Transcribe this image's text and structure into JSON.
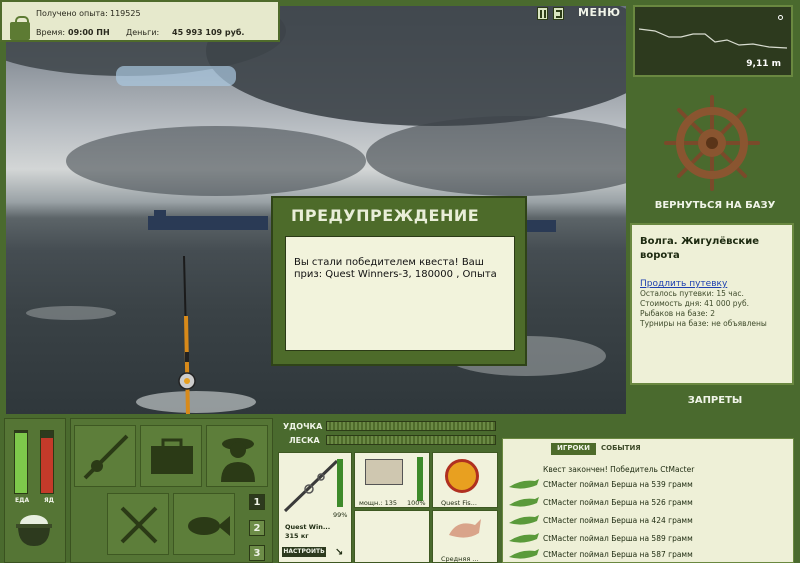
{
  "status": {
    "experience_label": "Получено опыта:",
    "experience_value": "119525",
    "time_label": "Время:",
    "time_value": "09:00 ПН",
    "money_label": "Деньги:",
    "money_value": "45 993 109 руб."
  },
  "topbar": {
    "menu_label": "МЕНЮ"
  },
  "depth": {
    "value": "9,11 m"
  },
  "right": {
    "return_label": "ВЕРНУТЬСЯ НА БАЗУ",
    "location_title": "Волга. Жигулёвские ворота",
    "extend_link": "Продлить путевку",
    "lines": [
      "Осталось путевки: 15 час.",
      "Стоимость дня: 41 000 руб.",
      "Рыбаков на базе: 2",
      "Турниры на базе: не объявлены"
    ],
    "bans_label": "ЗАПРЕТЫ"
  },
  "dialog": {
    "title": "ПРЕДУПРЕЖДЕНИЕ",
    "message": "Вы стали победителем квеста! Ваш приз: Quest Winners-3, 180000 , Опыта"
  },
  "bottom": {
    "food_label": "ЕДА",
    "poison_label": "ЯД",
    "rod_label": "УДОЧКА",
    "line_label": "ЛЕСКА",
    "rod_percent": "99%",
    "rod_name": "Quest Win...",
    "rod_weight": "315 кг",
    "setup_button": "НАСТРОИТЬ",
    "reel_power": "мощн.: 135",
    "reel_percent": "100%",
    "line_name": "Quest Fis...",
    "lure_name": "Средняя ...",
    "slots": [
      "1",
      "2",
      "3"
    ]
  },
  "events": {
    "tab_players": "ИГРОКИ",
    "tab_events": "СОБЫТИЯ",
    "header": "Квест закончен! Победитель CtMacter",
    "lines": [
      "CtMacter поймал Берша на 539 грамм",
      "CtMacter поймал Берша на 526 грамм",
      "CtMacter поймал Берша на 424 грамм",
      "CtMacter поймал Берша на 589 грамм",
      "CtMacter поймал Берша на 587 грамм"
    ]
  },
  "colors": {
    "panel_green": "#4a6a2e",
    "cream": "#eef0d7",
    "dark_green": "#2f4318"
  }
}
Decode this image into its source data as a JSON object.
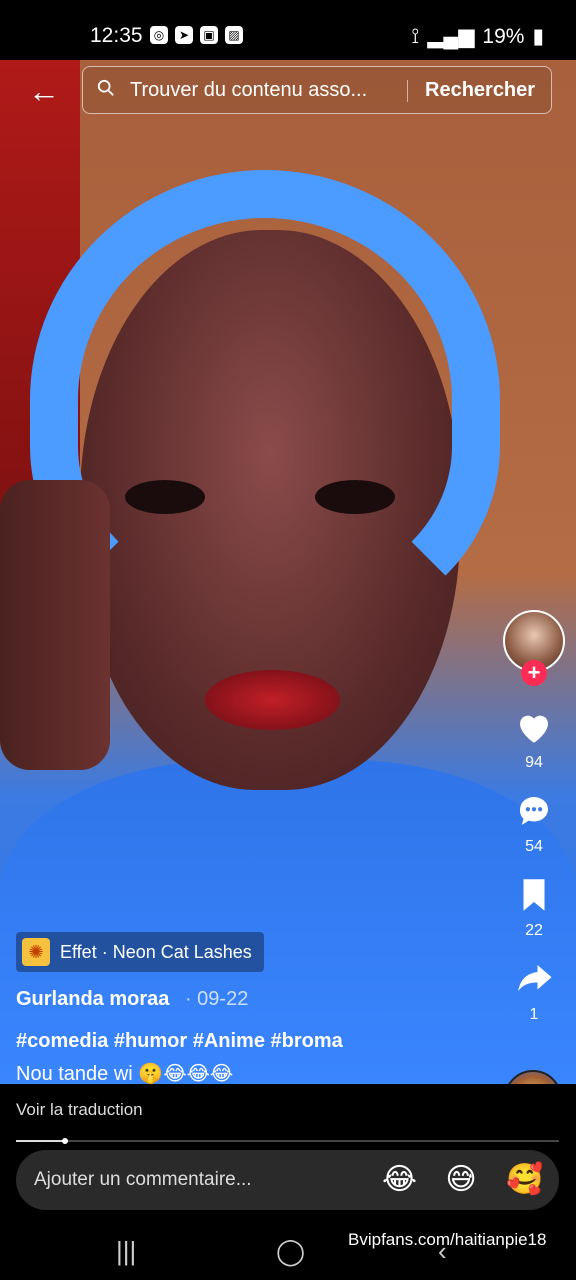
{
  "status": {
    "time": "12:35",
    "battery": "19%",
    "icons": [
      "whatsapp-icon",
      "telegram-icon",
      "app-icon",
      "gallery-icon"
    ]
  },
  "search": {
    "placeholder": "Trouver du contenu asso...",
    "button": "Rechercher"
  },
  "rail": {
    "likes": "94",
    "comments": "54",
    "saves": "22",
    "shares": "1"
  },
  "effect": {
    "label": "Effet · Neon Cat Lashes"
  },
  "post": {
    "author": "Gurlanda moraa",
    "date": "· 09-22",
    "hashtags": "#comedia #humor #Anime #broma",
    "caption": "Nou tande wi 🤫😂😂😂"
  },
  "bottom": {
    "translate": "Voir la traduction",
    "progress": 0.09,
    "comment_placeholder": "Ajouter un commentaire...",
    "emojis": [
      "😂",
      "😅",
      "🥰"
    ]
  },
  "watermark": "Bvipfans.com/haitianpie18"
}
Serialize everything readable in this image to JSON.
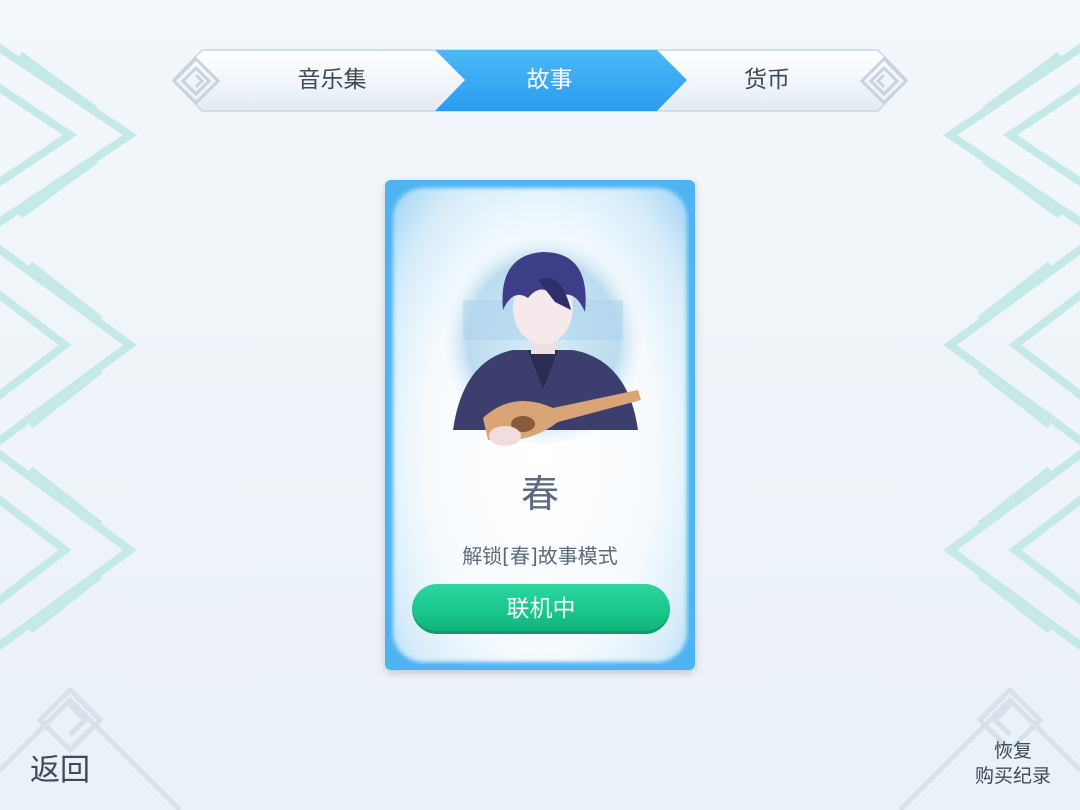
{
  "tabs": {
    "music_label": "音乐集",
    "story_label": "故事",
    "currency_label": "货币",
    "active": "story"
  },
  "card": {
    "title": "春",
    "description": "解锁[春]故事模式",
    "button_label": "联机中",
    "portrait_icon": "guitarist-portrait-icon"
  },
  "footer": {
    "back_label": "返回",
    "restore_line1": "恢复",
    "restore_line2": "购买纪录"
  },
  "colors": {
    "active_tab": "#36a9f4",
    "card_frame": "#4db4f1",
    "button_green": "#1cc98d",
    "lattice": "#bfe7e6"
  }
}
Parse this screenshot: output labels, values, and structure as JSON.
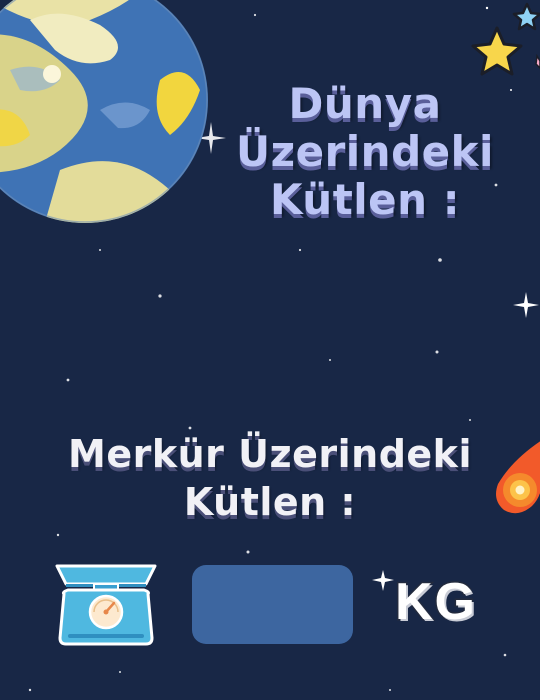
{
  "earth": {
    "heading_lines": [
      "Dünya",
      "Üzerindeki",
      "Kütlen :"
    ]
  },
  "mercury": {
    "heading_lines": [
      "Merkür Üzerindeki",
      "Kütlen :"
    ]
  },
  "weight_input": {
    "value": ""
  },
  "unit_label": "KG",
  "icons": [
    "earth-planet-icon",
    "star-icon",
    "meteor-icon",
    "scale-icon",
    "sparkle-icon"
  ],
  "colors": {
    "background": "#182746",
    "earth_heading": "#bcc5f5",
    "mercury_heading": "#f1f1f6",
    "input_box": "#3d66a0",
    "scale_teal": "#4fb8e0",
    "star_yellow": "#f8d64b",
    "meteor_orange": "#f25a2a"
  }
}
----
:: What is required ::
The material above holds pictures; copy everything else in it exactly.

:: Exercise output ::
Transcribe this image's text and structure into JSON.
{
  "status": {
    "experience_label": "Получено опыта:",
    "experience_value": "119525",
    "time_label": "Время:",
    "time_value": "09:00 ПН",
    "money_label": "Деньги:",
    "money_value": "45 993 109 руб."
  },
  "topbar": {
    "menu_label": "МЕНЮ"
  },
  "depth": {
    "value": "9,11 m"
  },
  "right": {
    "return_label": "ВЕРНУТЬСЯ НА БАЗУ",
    "location_title": "Волга. Жигулёвские ворота",
    "extend_link": "Продлить путевку",
    "lines": [
      "Осталось путевки: 15 час.",
      "Стоимость дня: 41 000 руб.",
      "Рыбаков на базе: 2",
      "Турниры на базе: не объявлены"
    ],
    "bans_label": "ЗАПРЕТЫ"
  },
  "dialog": {
    "title": "ПРЕДУПРЕЖДЕНИЕ",
    "message": "Вы стали победителем квеста! Ваш приз: Quest Winners-3, 180000 , Опыта"
  },
  "bottom": {
    "food_label": "ЕДА",
    "poison_label": "ЯД",
    "rod_label": "УДОЧКА",
    "line_label": "ЛЕСКА",
    "rod_percent": "99%",
    "rod_name": "Quest Win...",
    "rod_weight": "315 кг",
    "setup_button": "НАСТРОИТЬ",
    "reel_power": "мощн.: 135",
    "reel_percent": "100%",
    "line_name": "Quest Fis...",
    "lure_name": "Средняя ...",
    "slots": [
      "1",
      "2",
      "3"
    ]
  },
  "events": {
    "tab_players": "ИГРОКИ",
    "tab_events": "СОБЫТИЯ",
    "header": "Квест закончен! Победитель CtMacter",
    "lines": [
      "CtMacter поймал Берша на 539 грамм",
      "CtMacter поймал Берша на 526 грамм",
      "CtMacter поймал Берша на 424 грамм",
      "CtMacter поймал Берша на 589 грамм",
      "CtMacter поймал Берша на 587 грамм"
    ]
  },
  "colors": {
    "panel_green": "#4a6a2e",
    "cream": "#eef0d7",
    "dark_green": "#2f4318"
  }
}
Decode this image into its source data as a JSON object.
{
  "status": {
    "time": "12:35",
    "battery": "19%",
    "icons": [
      "whatsapp-icon",
      "telegram-icon",
      "app-icon",
      "gallery-icon"
    ]
  },
  "search": {
    "placeholder": "Trouver du contenu asso...",
    "button": "Rechercher"
  },
  "rail": {
    "likes": "94",
    "comments": "54",
    "saves": "22",
    "shares": "1"
  },
  "effect": {
    "label": "Effet · Neon Cat Lashes"
  },
  "post": {
    "author": "Gurlanda moraa",
    "date": "· 09-22",
    "hashtags": "#comedia #humor #Anime #broma",
    "caption": "Nou tande wi 🤫😂😂😂"
  },
  "bottom": {
    "translate": "Voir la traduction",
    "progress": 0.09,
    "comment_placeholder": "Ajouter un commentaire...",
    "emojis": [
      "😂",
      "😅",
      "🥰"
    ]
  },
  "watermark": "Bvipfans.com/haitianpie18"
}
Serialize everything readable in this image to JSON.
{
  "tabs": {
    "music_label": "音乐集",
    "story_label": "故事",
    "currency_label": "货币",
    "active": "story"
  },
  "card": {
    "title": "春",
    "description": "解锁[春]故事模式",
    "button_label": "联机中",
    "portrait_icon": "guitarist-portrait-icon"
  },
  "footer": {
    "back_label": "返回",
    "restore_line1": "恢复",
    "restore_line2": "购买纪录"
  },
  "colors": {
    "active_tab": "#36a9f4",
    "card_frame": "#4db4f1",
    "button_green": "#1cc98d",
    "lattice": "#bfe7e6"
  }
}
Parse this screenshot: output labels, values, and structure as JSON.
{
  "earth": {
    "heading_lines": [
      "Dünya",
      "Üzerindeki",
      "Kütlen :"
    ]
  },
  "mercury": {
    "heading_lines": [
      "Merkür Üzerindeki",
      "Kütlen :"
    ]
  },
  "weight_input": {
    "value": ""
  },
  "unit_label": "KG",
  "icons": [
    "earth-planet-icon",
    "star-icon",
    "meteor-icon",
    "scale-icon",
    "sparkle-icon"
  ],
  "colors": {
    "background": "#182746",
    "earth_heading": "#bcc5f5",
    "mercury_heading": "#f1f1f6",
    "input_box": "#3d66a0",
    "scale_teal": "#4fb8e0",
    "star_yellow": "#f8d64b",
    "meteor_orange": "#f25a2a"
  }
}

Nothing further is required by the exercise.